**PROBLEM REQUIREMENTS**
Write every record out again exactly as given.

─── DATA SECTION

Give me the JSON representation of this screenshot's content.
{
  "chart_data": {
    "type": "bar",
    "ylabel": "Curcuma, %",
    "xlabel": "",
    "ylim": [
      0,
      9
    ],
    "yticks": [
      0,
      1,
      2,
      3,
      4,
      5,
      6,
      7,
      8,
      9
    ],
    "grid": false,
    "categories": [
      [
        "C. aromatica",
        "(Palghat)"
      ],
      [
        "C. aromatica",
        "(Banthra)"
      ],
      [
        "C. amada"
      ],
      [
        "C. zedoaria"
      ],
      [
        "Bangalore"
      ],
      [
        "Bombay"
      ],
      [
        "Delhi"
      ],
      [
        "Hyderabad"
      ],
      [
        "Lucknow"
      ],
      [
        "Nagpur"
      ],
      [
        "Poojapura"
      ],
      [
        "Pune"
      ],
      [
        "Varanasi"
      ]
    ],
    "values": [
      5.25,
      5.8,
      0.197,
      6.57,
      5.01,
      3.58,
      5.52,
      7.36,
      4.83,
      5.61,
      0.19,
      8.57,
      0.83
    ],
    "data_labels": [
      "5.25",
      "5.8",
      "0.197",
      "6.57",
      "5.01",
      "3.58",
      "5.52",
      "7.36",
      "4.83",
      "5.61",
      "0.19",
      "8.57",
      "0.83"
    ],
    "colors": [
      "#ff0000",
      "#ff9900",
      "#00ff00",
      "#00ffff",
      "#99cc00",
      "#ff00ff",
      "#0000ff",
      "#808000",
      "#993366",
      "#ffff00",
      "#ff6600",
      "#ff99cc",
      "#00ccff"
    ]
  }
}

──────

**ANSWER**
Give me the JSON representation of this screenshot's content.
{
  "chart_data": {
    "type": "bar",
    "ylabel": "Curcuma, %",
    "xlabel": "",
    "ylim": [
      0,
      9
    ],
    "yticks": [
      0,
      1,
      2,
      3,
      4,
      5,
      6,
      7,
      8,
      9
    ],
    "grid": false,
    "categories": [
      [
        "C. aromatica",
        "(Palghat)"
      ],
      [
        "C. aromatica",
        "(Banthra)"
      ],
      [
        "C. amada"
      ],
      [
        "C. zedoaria"
      ],
      [
        "Bangalore"
      ],
      [
        "Bombay"
      ],
      [
        "Delhi"
      ],
      [
        "Hyderabad"
      ],
      [
        "Lucknow"
      ],
      [
        "Nagpur"
      ],
      [
        "Poojapura"
      ],
      [
        "Pune"
      ],
      [
        "Varanasi"
      ]
    ],
    "values": [
      5.25,
      5.8,
      0.197,
      6.57,
      5.01,
      3.58,
      5.52,
      7.36,
      4.83,
      5.61,
      0.19,
      8.57,
      0.83
    ],
    "data_labels": [
      "5.25",
      "5.8",
      "0.197",
      "6.57",
      "5.01",
      "3.58",
      "5.52",
      "7.36",
      "4.83",
      "5.61",
      "0.19",
      "8.57",
      "0.83"
    ],
    "colors": [
      "#ff0000",
      "#ff9900",
      "#00ff00",
      "#00ffff",
      "#99cc00",
      "#ff00ff",
      "#0000ff",
      "#808000",
      "#993366",
      "#ffff00",
      "#ff6600",
      "#ff99cc",
      "#00ccff"
    ]
  }
}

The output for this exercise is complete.